═══ INPUT RECORDS

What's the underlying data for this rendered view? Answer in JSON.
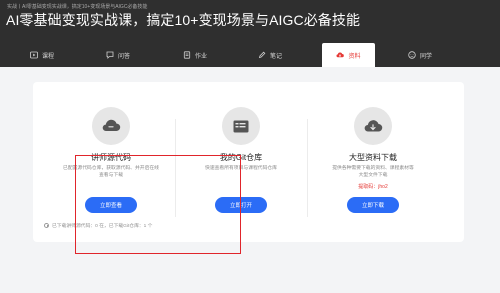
{
  "header": {
    "breadcrumb": "实战丨AI零基础变现实战课，搞定10+变现场景与AIGC必备技能",
    "title": "AI零基础变现实战课，搞定10+变现场景与AIGC必备技能"
  },
  "tabs": [
    {
      "label": "课程",
      "icon": "play-icon"
    },
    {
      "label": "问答",
      "icon": "qa-icon"
    },
    {
      "label": "作业",
      "icon": "homework-icon"
    },
    {
      "label": "笔记",
      "icon": "note-icon"
    },
    {
      "label": "资料",
      "icon": "cloud-download-icon",
      "active": true
    },
    {
      "label": "同学",
      "icon": "classmates-icon"
    }
  ],
  "resources": [
    {
      "title": "讲师源代码",
      "desc_lines": [
        "已配置源代码仓库，获取源代码、并开启在线",
        "查看与下载"
      ],
      "button": "立即查看",
      "icon": "cloud-icon"
    },
    {
      "title": "我的Git仓库",
      "desc_lines": [
        "快速查看所有项目与课程代码仓库"
      ],
      "button": "立即打开",
      "icon": "terminal-icon"
    },
    {
      "title": "大型资料下载",
      "desc_lines": [
        "提供各种需要下载的资料、课程素材等",
        "大型文件下载"
      ],
      "code": "提取码：jho2",
      "button": "立即下载",
      "icon": "cloud-download-icon"
    }
  ],
  "stats": "已下载讲师源代码：0 在，已下载Git仓库：1 个",
  "colors": {
    "header_bg": "#2f2f2f",
    "active_tab": "#e53935",
    "button": "#2b6cf6",
    "annotation": "#e0252b"
  }
}
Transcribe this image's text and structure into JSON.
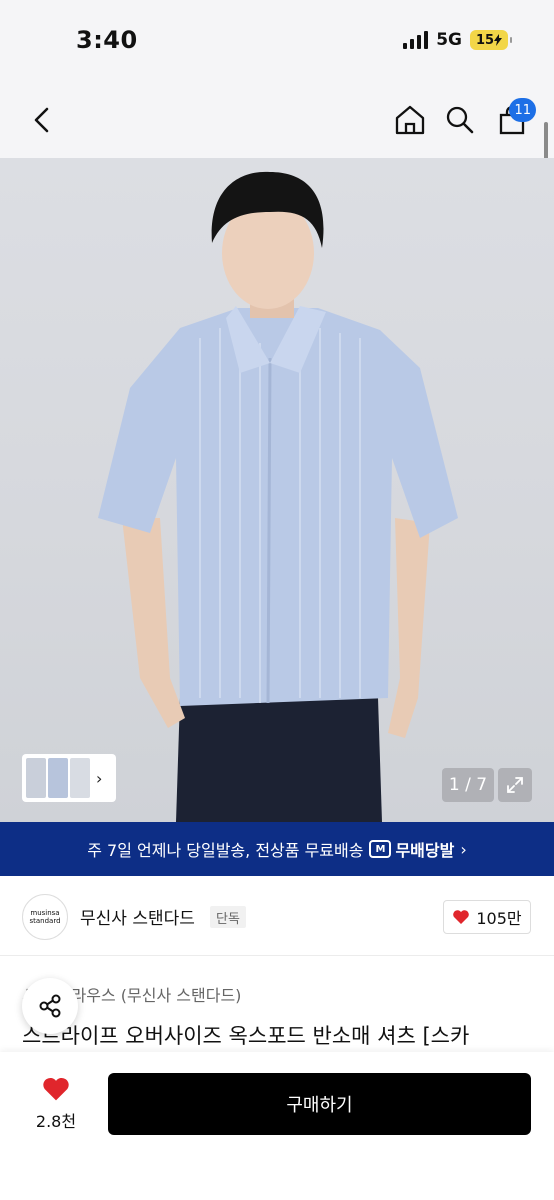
{
  "status_bar": {
    "time": "3:40",
    "network": "5G",
    "battery": "15"
  },
  "nav": {
    "cart_count": "11"
  },
  "gallery": {
    "counter": "1 / 7"
  },
  "shipping_banner": {
    "text": "주 7일 언제나 당일발송, 전상품 무료배송",
    "logo_label": "무배당발",
    "logo_mark": "M"
  },
  "brand": {
    "logo_line1": "musinsa",
    "logo_line2": "standard",
    "name": "무신사 스탠다드",
    "badge": "단독",
    "likes": "105만"
  },
  "product": {
    "category": "셔츠/블라우스 (무신사 스탠다드)",
    "title": "스트라이프 오버사이즈 옥스포드 반소매 셔츠 [스카"
  },
  "bottom": {
    "wish_count": "2.8천",
    "buy_label": "구매하기"
  },
  "colors": {
    "accent_blue": "#1d6fe6",
    "banner_navy": "#0d2e86",
    "heart_red": "#e0262c",
    "buy_black": "#000000",
    "battery_yellow": "#f2d648"
  }
}
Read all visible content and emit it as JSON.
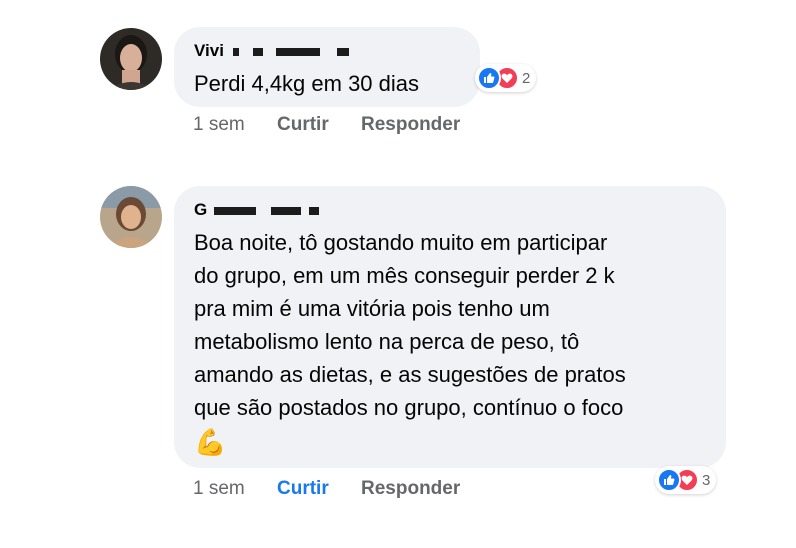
{
  "comments": [
    {
      "author": "Vivi",
      "text": "Perdi 4,4kg em 30 dias",
      "reaction_count": "2",
      "time": "1 sem",
      "like_label": "Curtir",
      "reply_label": "Responder",
      "liked": false
    },
    {
      "author": "G",
      "text": "Boa noite, tô gostando muito em participar\ndo grupo, em um mês conseguir perder 2 k\npra mim é uma vitória pois tenho um\nmetabolismo lento na perca de peso, tô\namando as dietas, e as sugestões de pratos\nque são postados no grupo, contínuo o foco",
      "emoji": "💪",
      "reaction_count": "3",
      "time": "1 sem",
      "like_label": "Curtir",
      "reply_label": "Responder",
      "liked": true
    }
  ],
  "colors": {
    "bubble": "#f0f2f5",
    "like_blue": "#1877f2",
    "love_red": "#f33e58",
    "meta_gray": "#65676b"
  }
}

══════

WRITTEN REQUEST: Reproduce the listing word for word and omit its pictures.

TASK OUTPUT:
What's the underlying data for this rendered view? Answer in JSON.
{
  "header": {
    "breadcrumb": "实战丨AI零基础变现实战课，搞定10+变现场景与AIGC必备技能",
    "title": "AI零基础变现实战课，搞定10+变现场景与AIGC必备技能"
  },
  "tabs": [
    {
      "label": "课程",
      "icon": "play-icon"
    },
    {
      "label": "问答",
      "icon": "qa-icon"
    },
    {
      "label": "作业",
      "icon": "homework-icon"
    },
    {
      "label": "笔记",
      "icon": "note-icon"
    },
    {
      "label": "资料",
      "icon": "cloud-download-icon",
      "active": true
    },
    {
      "label": "同学",
      "icon": "classmates-icon"
    }
  ],
  "resources": [
    {
      "title": "讲师源代码",
      "desc_lines": [
        "已配置源代码仓库，获取源代码、并开启在线",
        "查看与下载"
      ],
      "button": "立即查看",
      "icon": "cloud-icon"
    },
    {
      "title": "我的Git仓库",
      "desc_lines": [
        "快速查看所有项目与课程代码仓库"
      ],
      "button": "立即打开",
      "icon": "terminal-icon"
    },
    {
      "title": "大型资料下载",
      "desc_lines": [
        "提供各种需要下载的资料、课程素材等",
        "大型文件下载"
      ],
      "code": "提取码：jho2",
      "button": "立即下载",
      "icon": "cloud-download-icon"
    }
  ],
  "stats": "已下载讲师源代码：0 在，已下载Git仓库：1 个",
  "colors": {
    "header_bg": "#2f2f2f",
    "active_tab": "#e53935",
    "button": "#2b6cf6",
    "annotation": "#e0252b"
  }
}
Transcribe this image's text and structure into JSON.
{
  "status_bar": {
    "time": "3:40",
    "network": "5G",
    "battery": "15"
  },
  "nav": {
    "cart_count": "11"
  },
  "gallery": {
    "counter": "1 / 7"
  },
  "shipping_banner": {
    "text": "주 7일 언제나 당일발송, 전상품 무료배송",
    "logo_label": "무배당발",
    "logo_mark": "M"
  },
  "brand": {
    "logo_line1": "musinsa",
    "logo_line2": "standard",
    "name": "무신사 스탠다드",
    "badge": "단독",
    "likes": "105만"
  },
  "product": {
    "category": "셔츠/블라우스 (무신사 스탠다드)",
    "title": "스트라이프 오버사이즈 옥스포드 반소매 셔츠 [스카"
  },
  "bottom": {
    "wish_count": "2.8천",
    "buy_label": "구매하기"
  },
  "colors": {
    "accent_blue": "#1d6fe6",
    "banner_navy": "#0d2e86",
    "heart_red": "#e0262c",
    "buy_black": "#000000",
    "battery_yellow": "#f2d648"
  }
}
Read all visible content and emit it as JSON.
{
  "comments": [
    {
      "author": "Vivi",
      "text": "Perdi 4,4kg em 30 dias",
      "reaction_count": "2",
      "time": "1 sem",
      "like_label": "Curtir",
      "reply_label": "Responder",
      "liked": false
    },
    {
      "author": "G",
      "text": "Boa noite, tô gostando muito em participar\ndo grupo, em um mês conseguir perder 2 k\npra mim é uma vitória pois tenho um\nmetabolismo lento na perca de peso, tô\namando as dietas, e as sugestões de pratos\nque são postados no grupo, contínuo o foco",
      "emoji": "💪",
      "reaction_count": "3",
      "time": "1 sem",
      "like_label": "Curtir",
      "reply_label": "Responder",
      "liked": true
    }
  ],
  "colors": {
    "bubble": "#f0f2f5",
    "like_blue": "#1877f2",
    "love_red": "#f33e58",
    "meta_gray": "#65676b"
  }
}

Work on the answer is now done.